---- Raw records

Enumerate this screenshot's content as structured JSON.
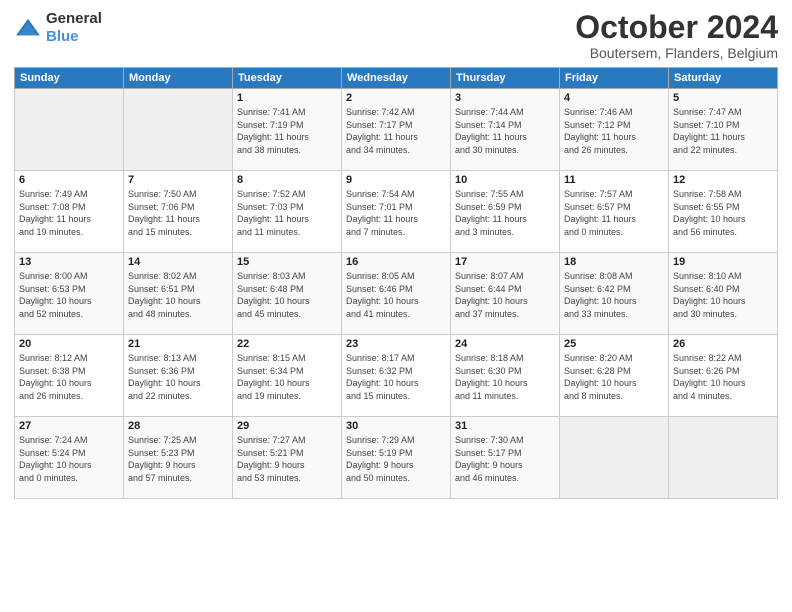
{
  "header": {
    "logo_general": "General",
    "logo_blue": "Blue",
    "month_title": "October 2024",
    "location": "Boutersem, Flanders, Belgium"
  },
  "weekdays": [
    "Sunday",
    "Monday",
    "Tuesday",
    "Wednesday",
    "Thursday",
    "Friday",
    "Saturday"
  ],
  "weeks": [
    [
      {
        "day": "",
        "detail": ""
      },
      {
        "day": "",
        "detail": ""
      },
      {
        "day": "1",
        "detail": "Sunrise: 7:41 AM\nSunset: 7:19 PM\nDaylight: 11 hours\nand 38 minutes."
      },
      {
        "day": "2",
        "detail": "Sunrise: 7:42 AM\nSunset: 7:17 PM\nDaylight: 11 hours\nand 34 minutes."
      },
      {
        "day": "3",
        "detail": "Sunrise: 7:44 AM\nSunset: 7:14 PM\nDaylight: 11 hours\nand 30 minutes."
      },
      {
        "day": "4",
        "detail": "Sunrise: 7:46 AM\nSunset: 7:12 PM\nDaylight: 11 hours\nand 26 minutes."
      },
      {
        "day": "5",
        "detail": "Sunrise: 7:47 AM\nSunset: 7:10 PM\nDaylight: 11 hours\nand 22 minutes."
      }
    ],
    [
      {
        "day": "6",
        "detail": "Sunrise: 7:49 AM\nSunset: 7:08 PM\nDaylight: 11 hours\nand 19 minutes."
      },
      {
        "day": "7",
        "detail": "Sunrise: 7:50 AM\nSunset: 7:06 PM\nDaylight: 11 hours\nand 15 minutes."
      },
      {
        "day": "8",
        "detail": "Sunrise: 7:52 AM\nSunset: 7:03 PM\nDaylight: 11 hours\nand 11 minutes."
      },
      {
        "day": "9",
        "detail": "Sunrise: 7:54 AM\nSunset: 7:01 PM\nDaylight: 11 hours\nand 7 minutes."
      },
      {
        "day": "10",
        "detail": "Sunrise: 7:55 AM\nSunset: 6:59 PM\nDaylight: 11 hours\nand 3 minutes."
      },
      {
        "day": "11",
        "detail": "Sunrise: 7:57 AM\nSunset: 6:57 PM\nDaylight: 11 hours\nand 0 minutes."
      },
      {
        "day": "12",
        "detail": "Sunrise: 7:58 AM\nSunset: 6:55 PM\nDaylight: 10 hours\nand 56 minutes."
      }
    ],
    [
      {
        "day": "13",
        "detail": "Sunrise: 8:00 AM\nSunset: 6:53 PM\nDaylight: 10 hours\nand 52 minutes."
      },
      {
        "day": "14",
        "detail": "Sunrise: 8:02 AM\nSunset: 6:51 PM\nDaylight: 10 hours\nand 48 minutes."
      },
      {
        "day": "15",
        "detail": "Sunrise: 8:03 AM\nSunset: 6:48 PM\nDaylight: 10 hours\nand 45 minutes."
      },
      {
        "day": "16",
        "detail": "Sunrise: 8:05 AM\nSunset: 6:46 PM\nDaylight: 10 hours\nand 41 minutes."
      },
      {
        "day": "17",
        "detail": "Sunrise: 8:07 AM\nSunset: 6:44 PM\nDaylight: 10 hours\nand 37 minutes."
      },
      {
        "day": "18",
        "detail": "Sunrise: 8:08 AM\nSunset: 6:42 PM\nDaylight: 10 hours\nand 33 minutes."
      },
      {
        "day": "19",
        "detail": "Sunrise: 8:10 AM\nSunset: 6:40 PM\nDaylight: 10 hours\nand 30 minutes."
      }
    ],
    [
      {
        "day": "20",
        "detail": "Sunrise: 8:12 AM\nSunset: 6:38 PM\nDaylight: 10 hours\nand 26 minutes."
      },
      {
        "day": "21",
        "detail": "Sunrise: 8:13 AM\nSunset: 6:36 PM\nDaylight: 10 hours\nand 22 minutes."
      },
      {
        "day": "22",
        "detail": "Sunrise: 8:15 AM\nSunset: 6:34 PM\nDaylight: 10 hours\nand 19 minutes."
      },
      {
        "day": "23",
        "detail": "Sunrise: 8:17 AM\nSunset: 6:32 PM\nDaylight: 10 hours\nand 15 minutes."
      },
      {
        "day": "24",
        "detail": "Sunrise: 8:18 AM\nSunset: 6:30 PM\nDaylight: 10 hours\nand 11 minutes."
      },
      {
        "day": "25",
        "detail": "Sunrise: 8:20 AM\nSunset: 6:28 PM\nDaylight: 10 hours\nand 8 minutes."
      },
      {
        "day": "26",
        "detail": "Sunrise: 8:22 AM\nSunset: 6:26 PM\nDaylight: 10 hours\nand 4 minutes."
      }
    ],
    [
      {
        "day": "27",
        "detail": "Sunrise: 7:24 AM\nSunset: 5:24 PM\nDaylight: 10 hours\nand 0 minutes."
      },
      {
        "day": "28",
        "detail": "Sunrise: 7:25 AM\nSunset: 5:23 PM\nDaylight: 9 hours\nand 57 minutes."
      },
      {
        "day": "29",
        "detail": "Sunrise: 7:27 AM\nSunset: 5:21 PM\nDaylight: 9 hours\nand 53 minutes."
      },
      {
        "day": "30",
        "detail": "Sunrise: 7:29 AM\nSunset: 5:19 PM\nDaylight: 9 hours\nand 50 minutes."
      },
      {
        "day": "31",
        "detail": "Sunrise: 7:30 AM\nSunset: 5:17 PM\nDaylight: 9 hours\nand 46 minutes."
      },
      {
        "day": "",
        "detail": ""
      },
      {
        "day": "",
        "detail": ""
      }
    ]
  ]
}
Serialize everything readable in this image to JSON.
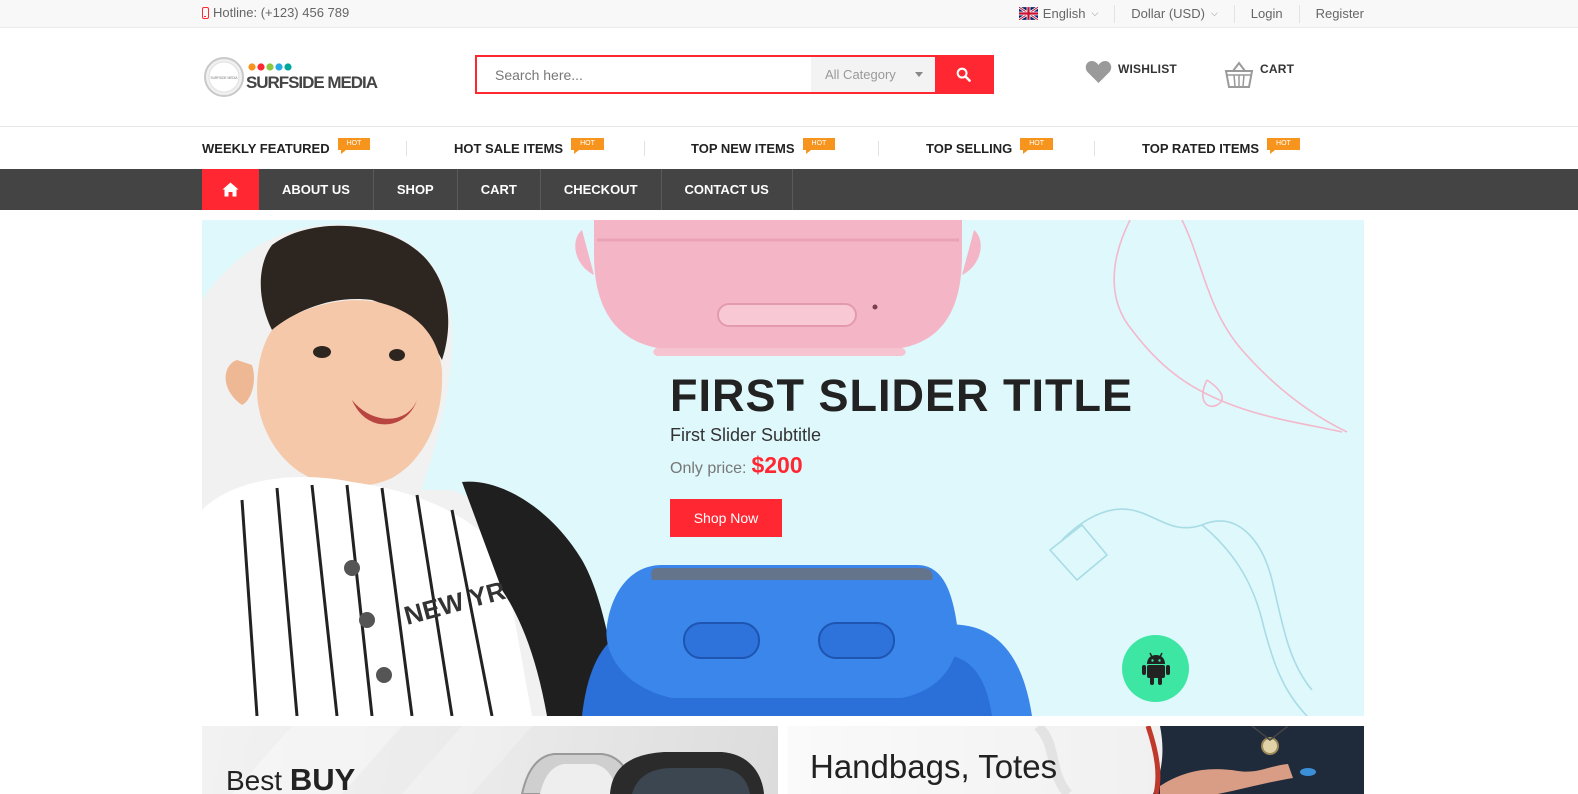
{
  "topbar": {
    "hotline": "Hotline: (+123) 456 789",
    "language": "English",
    "currency": "Dollar (USD)",
    "login": "Login",
    "register": "Register"
  },
  "logo": {
    "text": "SURFSIDE MEDIA",
    "small_text": "SURFSIDE MEDIA"
  },
  "search": {
    "placeholder": "Search here...",
    "category": "All Category"
  },
  "header": {
    "wishlist": "WISHLIST",
    "cart": "CART"
  },
  "featured": {
    "hot_badge": "HOT",
    "items": [
      "WEEKLY FEATURED",
      "HOT SALE ITEMS",
      "TOP NEW ITEMS",
      "TOP SELLING",
      "TOP RATED ITEMS"
    ]
  },
  "nav": {
    "items": [
      "ABOUT US",
      "SHOP",
      "CART",
      "CHECKOUT",
      "CONTACT US"
    ]
  },
  "slider": {
    "title": "FIRST SLIDER TITLE",
    "subtitle": "First Slider Subtitle",
    "price_label": "Only price:",
    "price": "$200",
    "button": "Shop Now",
    "watch_text": "NEW YR"
  },
  "banners": {
    "left_prefix": "Best ",
    "left_bold": "BUY",
    "right": "Handbags, Totes"
  },
  "colors": {
    "accent": "#ff2832",
    "nav_bg": "#444444",
    "hot_badge": "#f7941d",
    "slider_bg": "#dff8fb",
    "android": "#3ee6a4"
  }
}
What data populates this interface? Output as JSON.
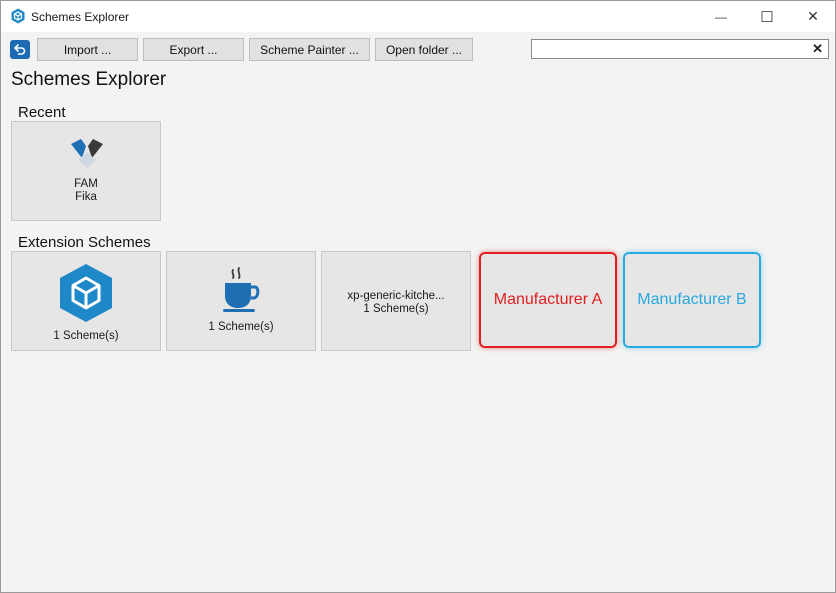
{
  "window": {
    "title": "Schemes Explorer",
    "controls": {
      "minimize": "—",
      "maximize": "☐",
      "close": "✕"
    }
  },
  "toolbar": {
    "import_label": "Import ...",
    "export_label": "Export ...",
    "scheme_painter_label": "Scheme Painter ...",
    "open_folder_label": "Open folder ...",
    "search_value": "",
    "search_clear": "✕"
  },
  "page": {
    "title": "Schemes Explorer"
  },
  "recent": {
    "label": "Recent",
    "items": [
      {
        "line1": "FAM",
        "line2": "Fika",
        "icon": "fam-logo-icon"
      }
    ]
  },
  "extensions": {
    "label": "Extension Schemes",
    "items": [
      {
        "line1": "1 Scheme(s)",
        "icon": "hexagon-cube-icon"
      },
      {
        "line1": "1 Scheme(s)",
        "icon": "coffee-cup-icon"
      },
      {
        "line1": "xp-generic-kitche...",
        "line2": "1 Scheme(s)"
      },
      {
        "line1": "Manufacturer A",
        "color": "#e02020"
      },
      {
        "line1": "Manufacturer B",
        "color": "#29a9e0"
      }
    ]
  },
  "colors": {
    "accent": "#1c6ab2",
    "manufacturer_a": "#e02020",
    "manufacturer_b": "#29a9e0"
  }
}
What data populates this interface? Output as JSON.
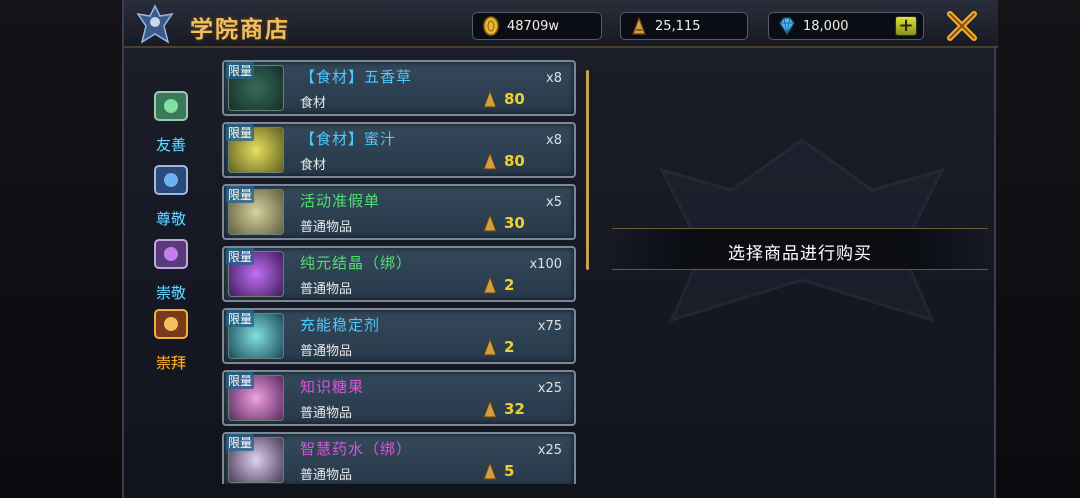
{
  "header": {
    "title": "学院商店",
    "currency_gold": "48709w",
    "currency_badge": "25,115",
    "currency_gem": "18,000",
    "plus_label": "+"
  },
  "side_tabs": [
    {
      "label": "友善",
      "icon": "green-crest-icon",
      "active": false
    },
    {
      "label": "尊敬",
      "icon": "blue-crest-icon",
      "active": false
    },
    {
      "label": "崇敬",
      "icon": "purple-crest-icon",
      "active": false
    },
    {
      "label": "崇拜",
      "icon": "gold-crest-icon",
      "active": true
    }
  ],
  "items": [
    {
      "limit": "限量",
      "name": "【食材】五香草",
      "name_color": "#4ec8ff",
      "category": "食材",
      "qty": "x8",
      "price": "80"
    },
    {
      "limit": "限量",
      "name": "【食材】蜜汁",
      "name_color": "#4ec8ff",
      "category": "食材",
      "qty": "x8",
      "price": "80"
    },
    {
      "limit": "限量",
      "name": "活动准假单",
      "name_color": "#4ee070",
      "category": "普通物品",
      "qty": "x5",
      "price": "30"
    },
    {
      "limit": "限量",
      "name": "纯元结晶（绑）",
      "name_color": "#4ee070",
      "category": "普通物品",
      "qty": "x100",
      "price": "2"
    },
    {
      "limit": "限量",
      "name": "充能稳定剂",
      "name_color": "#4ec8ff",
      "category": "普通物品",
      "qty": "x75",
      "price": "2"
    },
    {
      "limit": "限量",
      "name": "知识糖果",
      "name_color": "#e050e0",
      "category": "普通物品",
      "qty": "x25",
      "price": "32"
    },
    {
      "limit": "限量",
      "name": "智慧药水（绑）",
      "name_color": "#e050e0",
      "category": "普通物品",
      "qty": "x25",
      "price": "5"
    }
  ],
  "detail": {
    "prompt": "选择商品进行购买"
  },
  "colors": {
    "title": "#f0c060",
    "price": "#f0d030",
    "tab_active": "#ffb030",
    "tab_inactive": "#6fd4ff"
  }
}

--------

**What is needed:** Pull out each line containing the word "SURFSIDE" and copy it.

**Answer below:**
    "text": "SURFSIDE MEDIA",
    "small_text": "SURFSIDE MEDIA"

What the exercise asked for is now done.